━━━ SOURCE ━━━
Panorama

Dance
Sai_Yuko Kominami ©Boshua
Dance

Dance

The dance sector in Luxembourg

The number of people involved in Luxembourg’s dance sector has grown in recent years, in terms both of spectators and of creatives. There has been a marked increase in the number of dance shows scheduled in theatres and cultural centres all over the country. This increase relates to shows written in the country, to coproductions with foreign production companies, and to residencies by artists from in- and outside Luxembourg.

Contemporary dance is the most significant form of choreography in Luxembourg, in relation both to shows written in the country and to shows scheduled as part of the dance programming of cultural organisations. Admittedly, the occasional classical dance, flamenco or urban dance productions by international companies tend to be very successful, but contemporary dance remains Luxembourg’s largest form of choreography. It has taken a long time and a great deal of work for the sector to become as strong as it currently is.

©Patrick Galbats

A bit of history

There is actually no real tradition of choreography in Luxembourg. Although dances for popular entertainment and the traditional dances performed at balls and fêtes have been around a long time, it is really only in the 1970s and 1980s that performances by professional dancers from abroad started to appear in the programmes of municipal theatres. Guest choreographers like Béjart, Kylián and Neumeier bear witness to the quality of these foreign professionals, but also to that era’s conformist tastes.

The Festival Cour des Capucins was first held in 1985, on the initiative of, Marc Olinger, the Director of the Théâtre des Capucins (Luxembourg City), of Christiane Eiffes, then dance teacher at the Luxembourg City Conservatoire, and of Normando Torres, founder of the Festival de la Grand-Place in Brussels. The Festival Cour des Capucins bravely tried to open the door for contemporary dance, which was then new, unusual and often misunderstood. Daring to question gestural vocabulary, young choreographers presented their vision of another culture for choreography. Tentatively, works by the Grand Duchy’s own choreographers were introduced into programmes, enabling audiences to get to know a style of dance that was made in Luxembourg.

In 1994, on the initiative of the Ministry of Culture, the non-profit Théâtre Dansé et Muet (TDM) was created, bringing together different associations, conservatoires and private schools, and festivals under a single umbrella organisation. The intention was to foster synergy between the various people and organisations involved in contemporary dance and physical theatre, and to consolidate the development of choreography within a government-funded organisation.

The first productions of 1995 to 2000 each bore the stamp of one of these choreographers: Malou Thein, Bernard Baumgarten and Jean-Guillaume Weis. The following years would see Annick Pütz, Sylvia Camarda, Anne-Mareike Hess, Gianfranco Celestino, Hannah Ma, Anu Sistonen and Yuko Kominami come onto the scene.
━━━
#### GIVEN TASK:
According to the text on Luxembourg's dance sector, in what year was the Festival Cour des Capucins first held? The items come from a source unrelated to the text on Luxembourg's dance sector.
━━━ RECORDS PROVIDED ━━━
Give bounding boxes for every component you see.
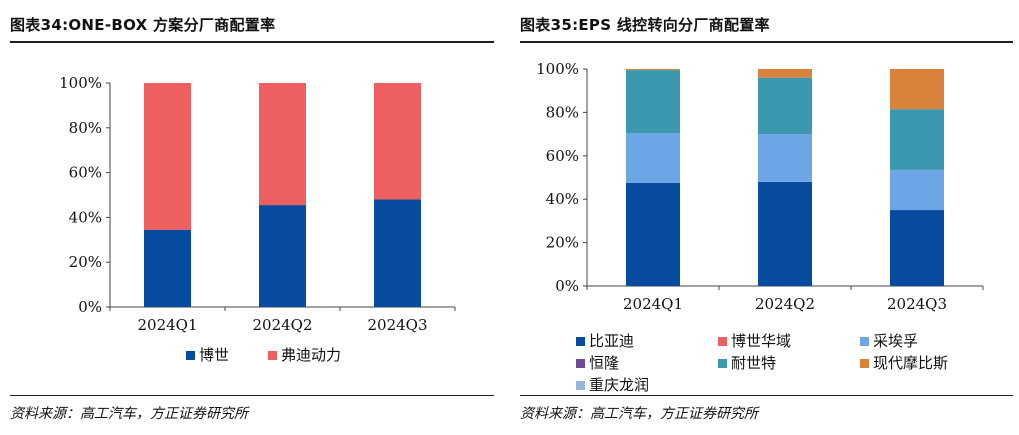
bar-segment-1-5 — [626, 70, 680, 134]
x-tick-label: 2024Q2 — [755, 295, 815, 313]
chart-title: 图表34:ONE-BOX 方案分厂商配置率 — [10, 16, 276, 34]
bar-segment-3-1 — [374, 199, 421, 307]
y-tick-label: 80% — [69, 119, 102, 137]
bar-segment-3-1 — [890, 210, 944, 286]
x-tick-label: 2024Q2 — [252, 316, 312, 334]
bar-segment-3-2 — [374, 83, 421, 200]
bar-segment-3-5 — [890, 109, 944, 170]
chart-panel-right: 图表35:EPS 线控转向分厂商配置率 0% 20% 40% 60% 80% 100% 20… — [510, 0, 1019, 435]
legend-label: 博世 — [199, 346, 229, 364]
bar-segment-1-2 — [144, 83, 191, 230]
source-note: 资料来源：高工汽车，方正证券研究所 — [520, 406, 758, 422]
y-tick-label: 60% — [69, 164, 102, 182]
y-tick-label: 40% — [69, 208, 102, 226]
y-tick-label: 0% — [555, 277, 579, 295]
legend-swatch — [576, 381, 585, 390]
bar-segment-1-3 — [626, 133, 680, 183]
y-tick-label: 80% — [546, 103, 579, 121]
source-note: 资料来源：高工汽车，方正证券研究所 — [10, 406, 248, 422]
legend-label: 重庆龙润 — [589, 376, 649, 394]
legend-label: 比亚迪 — [589, 332, 634, 350]
bar-segment-2-1 — [259, 205, 306, 307]
legend-label: 采埃孚 — [873, 332, 918, 350]
legend-label: 现代摩比斯 — [873, 354, 948, 372]
bar-segment-2-1 — [758, 181, 812, 286]
legend-swatch — [860, 359, 869, 368]
legend-label: 耐世特 — [731, 354, 776, 372]
legend-swatch — [718, 337, 727, 346]
legend-swatch — [186, 351, 195, 360]
eps-chart: 0% 20% 40% 60% 80% 100% 2024Q1 2024Q2 2024Q3 比亚迪 博… — [536, 60, 984, 394]
y-tick-label: 0% — [78, 298, 102, 316]
x-tick-label: 2024Q3 — [887, 295, 947, 313]
bar-segment-3-3 — [890, 169, 944, 211]
legend-label: 弗迪动力 — [281, 346, 341, 364]
bar-segment-2-6 — [758, 69, 812, 78]
x-tick-label: 2024Q1 — [137, 316, 197, 334]
legend-swatch — [576, 337, 585, 346]
legend-label: 恒隆 — [589, 354, 619, 372]
y-tick-label: 40% — [546, 190, 579, 208]
bar-segment-1-1 — [626, 182, 680, 286]
legend-swatch — [576, 359, 585, 368]
bar-segment-3-6 — [890, 69, 944, 110]
bar-segment-1-1 — [144, 229, 191, 307]
x-tick-label: 2024Q1 — [623, 295, 683, 313]
bar-segment-2-5 — [758, 77, 812, 135]
bar-segment-1-6 — [626, 69, 680, 71]
source-rule — [520, 395, 1013, 396]
chart-panel-left: 图表34:ONE-BOX 方案分厂商配置率 0% 20% 40% 60% 80% 100%… — [0, 0, 500, 435]
chart-title: 图表35:EPS 线控转向分厂商配置率 — [520, 16, 770, 34]
y-tick-label: 60% — [546, 147, 579, 165]
source-rule — [10, 395, 494, 396]
y-tick-label: 20% — [69, 253, 102, 271]
y-tick-label: 100% — [536, 60, 579, 78]
title-rule — [10, 41, 494, 43]
y-tick-label: 20% — [546, 234, 579, 252]
onebox-chart: 0% 20% 40% 60% 80% 100% 2024Q1 2024Q2 2024Q3 博世 弗迪… — [59, 74, 456, 364]
legend-swatch — [268, 351, 277, 360]
bar-segment-2-2 — [259, 83, 306, 206]
title-rule — [520, 41, 1013, 43]
legend-swatch — [718, 359, 727, 368]
legend-label: 博世华域 — [731, 332, 791, 350]
y-tick-label: 100% — [59, 74, 102, 92]
bar-segment-2-3 — [758, 134, 812, 182]
x-tick-label: 2024Q3 — [367, 316, 427, 334]
legend-swatch — [860, 337, 869, 346]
━━━
#### SOLVED PROBLEM:
1985